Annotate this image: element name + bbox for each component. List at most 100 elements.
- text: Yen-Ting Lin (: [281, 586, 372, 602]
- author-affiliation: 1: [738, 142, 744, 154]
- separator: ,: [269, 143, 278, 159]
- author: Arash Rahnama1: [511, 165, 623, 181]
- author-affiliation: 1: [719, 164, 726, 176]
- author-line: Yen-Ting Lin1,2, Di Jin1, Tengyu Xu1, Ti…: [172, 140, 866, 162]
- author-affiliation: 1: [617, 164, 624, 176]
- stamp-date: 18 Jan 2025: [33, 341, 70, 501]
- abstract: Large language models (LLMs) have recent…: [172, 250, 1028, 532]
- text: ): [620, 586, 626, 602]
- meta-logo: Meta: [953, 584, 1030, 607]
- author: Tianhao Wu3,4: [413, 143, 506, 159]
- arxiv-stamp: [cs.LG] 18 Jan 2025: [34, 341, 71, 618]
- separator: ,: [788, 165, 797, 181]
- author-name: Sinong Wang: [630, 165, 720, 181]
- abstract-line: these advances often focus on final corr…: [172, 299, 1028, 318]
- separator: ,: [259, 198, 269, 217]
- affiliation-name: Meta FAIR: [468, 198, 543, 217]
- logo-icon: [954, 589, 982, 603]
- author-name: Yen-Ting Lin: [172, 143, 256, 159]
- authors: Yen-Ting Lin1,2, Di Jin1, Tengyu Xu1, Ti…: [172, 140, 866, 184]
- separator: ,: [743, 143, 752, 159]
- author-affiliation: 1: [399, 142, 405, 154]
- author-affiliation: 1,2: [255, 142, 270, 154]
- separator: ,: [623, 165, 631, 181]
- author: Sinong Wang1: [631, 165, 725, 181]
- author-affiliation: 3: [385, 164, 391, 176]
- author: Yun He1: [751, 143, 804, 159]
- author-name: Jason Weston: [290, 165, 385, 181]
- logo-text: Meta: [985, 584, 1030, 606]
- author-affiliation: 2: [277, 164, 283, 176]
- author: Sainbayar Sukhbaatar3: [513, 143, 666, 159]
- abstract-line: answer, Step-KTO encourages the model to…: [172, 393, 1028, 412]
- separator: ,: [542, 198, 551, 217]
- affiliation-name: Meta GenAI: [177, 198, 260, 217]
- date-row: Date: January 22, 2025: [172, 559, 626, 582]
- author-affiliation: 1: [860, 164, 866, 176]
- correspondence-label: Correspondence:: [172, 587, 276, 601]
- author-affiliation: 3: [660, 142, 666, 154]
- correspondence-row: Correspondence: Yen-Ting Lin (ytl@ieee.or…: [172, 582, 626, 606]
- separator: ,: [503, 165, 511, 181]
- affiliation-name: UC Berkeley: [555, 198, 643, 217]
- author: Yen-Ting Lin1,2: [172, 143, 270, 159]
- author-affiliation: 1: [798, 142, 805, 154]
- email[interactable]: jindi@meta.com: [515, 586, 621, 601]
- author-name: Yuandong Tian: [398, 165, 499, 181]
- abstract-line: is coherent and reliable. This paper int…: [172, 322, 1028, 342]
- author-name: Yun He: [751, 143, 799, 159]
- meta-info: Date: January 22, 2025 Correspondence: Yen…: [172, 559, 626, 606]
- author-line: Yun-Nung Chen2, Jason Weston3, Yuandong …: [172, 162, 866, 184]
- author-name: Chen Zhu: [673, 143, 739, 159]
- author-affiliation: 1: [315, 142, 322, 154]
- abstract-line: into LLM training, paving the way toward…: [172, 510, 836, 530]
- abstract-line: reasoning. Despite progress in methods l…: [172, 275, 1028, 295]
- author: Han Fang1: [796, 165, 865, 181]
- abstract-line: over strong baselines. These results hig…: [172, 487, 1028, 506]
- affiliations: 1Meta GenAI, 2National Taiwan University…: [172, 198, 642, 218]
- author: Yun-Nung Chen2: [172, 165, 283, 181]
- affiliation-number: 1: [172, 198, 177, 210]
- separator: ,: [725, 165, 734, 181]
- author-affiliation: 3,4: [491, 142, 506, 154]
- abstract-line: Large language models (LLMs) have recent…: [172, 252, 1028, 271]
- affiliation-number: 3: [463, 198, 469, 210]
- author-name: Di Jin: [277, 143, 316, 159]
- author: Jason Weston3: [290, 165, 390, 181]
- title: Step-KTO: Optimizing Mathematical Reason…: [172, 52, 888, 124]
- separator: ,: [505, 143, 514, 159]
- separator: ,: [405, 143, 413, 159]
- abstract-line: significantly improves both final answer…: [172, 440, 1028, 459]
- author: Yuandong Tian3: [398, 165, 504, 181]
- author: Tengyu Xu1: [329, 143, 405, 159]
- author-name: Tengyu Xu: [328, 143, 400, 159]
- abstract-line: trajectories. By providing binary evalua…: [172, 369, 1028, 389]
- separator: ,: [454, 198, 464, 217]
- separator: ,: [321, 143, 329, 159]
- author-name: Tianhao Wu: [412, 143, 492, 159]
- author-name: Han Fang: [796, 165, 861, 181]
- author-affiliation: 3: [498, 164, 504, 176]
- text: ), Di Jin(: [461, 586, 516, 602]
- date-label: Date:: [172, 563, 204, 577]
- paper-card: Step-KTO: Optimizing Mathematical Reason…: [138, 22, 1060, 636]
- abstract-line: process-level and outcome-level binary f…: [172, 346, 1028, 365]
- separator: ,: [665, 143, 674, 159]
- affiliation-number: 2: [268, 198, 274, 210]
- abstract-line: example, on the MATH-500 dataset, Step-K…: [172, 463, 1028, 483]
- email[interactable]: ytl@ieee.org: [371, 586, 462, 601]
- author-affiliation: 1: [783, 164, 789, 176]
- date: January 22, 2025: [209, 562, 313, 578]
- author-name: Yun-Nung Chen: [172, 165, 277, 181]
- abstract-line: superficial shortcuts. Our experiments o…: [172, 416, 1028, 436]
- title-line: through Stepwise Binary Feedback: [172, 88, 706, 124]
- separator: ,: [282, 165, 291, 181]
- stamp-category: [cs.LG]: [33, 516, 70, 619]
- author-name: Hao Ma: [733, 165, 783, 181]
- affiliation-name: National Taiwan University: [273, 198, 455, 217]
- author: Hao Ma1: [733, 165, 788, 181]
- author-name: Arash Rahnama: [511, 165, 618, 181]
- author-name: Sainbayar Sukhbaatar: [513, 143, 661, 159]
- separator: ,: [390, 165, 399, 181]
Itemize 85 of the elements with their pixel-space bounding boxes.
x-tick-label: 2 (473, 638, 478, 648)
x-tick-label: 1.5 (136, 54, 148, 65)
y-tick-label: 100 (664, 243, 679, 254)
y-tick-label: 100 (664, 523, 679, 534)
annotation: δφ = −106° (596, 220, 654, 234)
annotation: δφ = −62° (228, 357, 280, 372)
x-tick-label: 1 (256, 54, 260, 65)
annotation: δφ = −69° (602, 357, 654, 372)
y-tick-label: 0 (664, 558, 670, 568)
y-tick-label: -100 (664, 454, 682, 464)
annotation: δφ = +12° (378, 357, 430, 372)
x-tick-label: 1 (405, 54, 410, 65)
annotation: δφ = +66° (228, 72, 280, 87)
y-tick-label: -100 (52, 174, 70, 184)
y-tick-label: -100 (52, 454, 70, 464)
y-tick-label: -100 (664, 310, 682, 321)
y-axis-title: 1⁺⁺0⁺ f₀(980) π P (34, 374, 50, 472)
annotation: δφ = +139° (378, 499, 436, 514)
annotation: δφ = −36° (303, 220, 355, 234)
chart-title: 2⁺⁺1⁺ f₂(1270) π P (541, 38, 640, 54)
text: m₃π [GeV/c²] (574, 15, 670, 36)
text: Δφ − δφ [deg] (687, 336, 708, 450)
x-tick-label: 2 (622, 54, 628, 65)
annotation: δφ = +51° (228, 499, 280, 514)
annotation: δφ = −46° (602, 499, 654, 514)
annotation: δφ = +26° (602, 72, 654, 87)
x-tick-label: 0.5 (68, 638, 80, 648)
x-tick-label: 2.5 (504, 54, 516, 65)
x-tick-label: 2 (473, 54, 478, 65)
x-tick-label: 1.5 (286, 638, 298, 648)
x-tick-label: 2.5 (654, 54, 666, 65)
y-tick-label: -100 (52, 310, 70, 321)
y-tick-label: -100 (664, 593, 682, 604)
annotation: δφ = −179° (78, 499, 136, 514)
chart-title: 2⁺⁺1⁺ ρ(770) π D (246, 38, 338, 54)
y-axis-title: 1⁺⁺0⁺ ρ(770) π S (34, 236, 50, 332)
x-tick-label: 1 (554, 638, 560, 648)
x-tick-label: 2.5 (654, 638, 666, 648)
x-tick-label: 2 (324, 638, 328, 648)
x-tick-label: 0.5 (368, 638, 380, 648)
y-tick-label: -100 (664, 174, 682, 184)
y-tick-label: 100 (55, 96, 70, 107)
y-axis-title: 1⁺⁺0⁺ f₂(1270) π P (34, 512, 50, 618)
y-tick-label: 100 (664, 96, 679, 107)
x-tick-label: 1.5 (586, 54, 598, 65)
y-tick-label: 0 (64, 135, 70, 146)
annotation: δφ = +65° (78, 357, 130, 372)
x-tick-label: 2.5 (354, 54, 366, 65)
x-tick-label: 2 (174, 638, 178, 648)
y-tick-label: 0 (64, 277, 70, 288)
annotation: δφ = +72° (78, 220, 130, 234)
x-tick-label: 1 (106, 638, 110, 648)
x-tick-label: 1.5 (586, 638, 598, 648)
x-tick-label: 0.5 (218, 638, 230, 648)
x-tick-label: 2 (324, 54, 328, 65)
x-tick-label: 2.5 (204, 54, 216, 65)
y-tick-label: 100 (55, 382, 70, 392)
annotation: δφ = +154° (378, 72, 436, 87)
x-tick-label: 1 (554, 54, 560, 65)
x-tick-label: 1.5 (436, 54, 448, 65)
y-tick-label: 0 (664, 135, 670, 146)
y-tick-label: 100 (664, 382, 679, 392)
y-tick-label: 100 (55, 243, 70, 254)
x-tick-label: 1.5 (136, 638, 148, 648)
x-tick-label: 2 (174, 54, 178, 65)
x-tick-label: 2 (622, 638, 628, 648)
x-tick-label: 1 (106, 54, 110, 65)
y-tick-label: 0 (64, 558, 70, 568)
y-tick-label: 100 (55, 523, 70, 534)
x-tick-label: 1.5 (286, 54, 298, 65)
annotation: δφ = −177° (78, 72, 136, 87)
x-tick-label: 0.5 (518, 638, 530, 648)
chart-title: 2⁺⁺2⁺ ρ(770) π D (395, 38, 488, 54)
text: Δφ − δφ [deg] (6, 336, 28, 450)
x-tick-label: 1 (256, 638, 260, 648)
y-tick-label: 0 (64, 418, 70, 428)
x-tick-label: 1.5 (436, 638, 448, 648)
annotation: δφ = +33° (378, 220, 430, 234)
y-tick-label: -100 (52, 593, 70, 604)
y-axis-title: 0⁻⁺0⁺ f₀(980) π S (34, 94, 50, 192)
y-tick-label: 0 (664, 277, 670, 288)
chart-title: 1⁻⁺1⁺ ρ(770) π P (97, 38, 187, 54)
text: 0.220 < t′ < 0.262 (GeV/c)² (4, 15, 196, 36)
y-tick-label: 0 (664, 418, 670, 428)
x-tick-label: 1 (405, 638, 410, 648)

> **AIM**: Please reproduce the rows exactly, from the first row down to the row containing "- author-affiliation: 3: [660, 142, 666, 154]", with both of those rows included.

> **SOLUTION FOR THIS TASK**:
Annotate this image: element name + bbox for each component. List at most 100 elements.
- text: Yen-Ting Lin (: [281, 586, 372, 602]
- author-affiliation: 1: [738, 142, 744, 154]
- separator: ,: [269, 143, 278, 159]
- author: Arash Rahnama1: [511, 165, 623, 181]
- author-affiliation: 1: [719, 164, 726, 176]
- author-line: Yen-Ting Lin1,2, Di Jin1, Tengyu Xu1, Ti…: [172, 140, 866, 162]
- author-affiliation: 1: [617, 164, 624, 176]
- stamp-date: 18 Jan 2025: [33, 341, 70, 501]
- abstract: Large language models (LLMs) have recent…: [172, 250, 1028, 532]
- text: ): [620, 586, 626, 602]
- meta-logo: Meta: [953, 584, 1030, 607]
- author: Tianhao Wu3,4: [413, 143, 506, 159]
- arxiv-stamp: [cs.LG] 18 Jan 2025: [34, 341, 71, 618]
- separator: ,: [788, 165, 797, 181]
- author-name: Sinong Wang: [630, 165, 720, 181]
- abstract-line: these advances often focus on final corr…: [172, 299, 1028, 318]
- separator: ,: [259, 198, 269, 217]
- affiliation-name: Meta FAIR: [468, 198, 543, 217]
- logo-icon: [954, 589, 982, 603]
- author-name: Yen-Ting Lin: [172, 143, 256, 159]
- authors: Yen-Ting Lin1,2, Di Jin1, Tengyu Xu1, Ti…: [172, 140, 866, 184]
- separator: ,: [743, 143, 752, 159]
- author-affiliation: 1: [399, 142, 405, 154]
- author-affiliation: 1,2: [255, 142, 270, 154]
- separator: ,: [623, 165, 631, 181]
- author: Sinong Wang1: [631, 165, 725, 181]
- author-affiliation: 3: [385, 164, 391, 176]
- author: Yun He1: [751, 143, 804, 159]
- author-name: Jason Weston: [290, 165, 385, 181]
- logo-text: Meta: [985, 584, 1030, 606]
- author-affiliation: 2: [277, 164, 283, 176]
- author: Sainbayar Sukhbaatar3: [513, 143, 666, 159]
- abstract-line: answer, Step-KTO encourages the model to…: [172, 393, 1028, 412]
- separator: ,: [542, 198, 551, 217]
- affiliation-name: Meta GenAI: [177, 198, 260, 217]
- date-row: Date: January 22, 2025: [172, 559, 626, 582]
- author-affiliation: 1: [860, 164, 866, 176]
- correspondence-label: Correspondence:: [172, 587, 276, 601]
- author-affiliation: 3: [660, 142, 666, 154]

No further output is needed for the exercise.